REQUIRED TASK: Wherever the word "summer" appears in the entries, copy the whole line.

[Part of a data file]

--- --- ---

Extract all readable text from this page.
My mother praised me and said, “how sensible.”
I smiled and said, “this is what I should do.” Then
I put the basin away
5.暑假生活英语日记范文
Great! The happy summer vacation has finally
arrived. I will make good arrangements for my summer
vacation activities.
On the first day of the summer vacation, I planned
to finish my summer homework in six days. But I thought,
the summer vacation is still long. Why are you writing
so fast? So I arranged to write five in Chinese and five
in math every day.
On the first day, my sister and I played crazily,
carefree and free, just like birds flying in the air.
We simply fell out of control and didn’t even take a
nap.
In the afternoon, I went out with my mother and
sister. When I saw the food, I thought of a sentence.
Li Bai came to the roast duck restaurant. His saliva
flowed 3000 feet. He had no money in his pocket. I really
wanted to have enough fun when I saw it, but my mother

--- --- ---

EXPECTED ANSWER:
Great! The happy summer vacation has finally
arrived. I will make good arrangements for my summer
On the first day of the summer vacation, I planned
to finish my summer homework in six days. But I thought,
the summer vacation is still long. Why are you writing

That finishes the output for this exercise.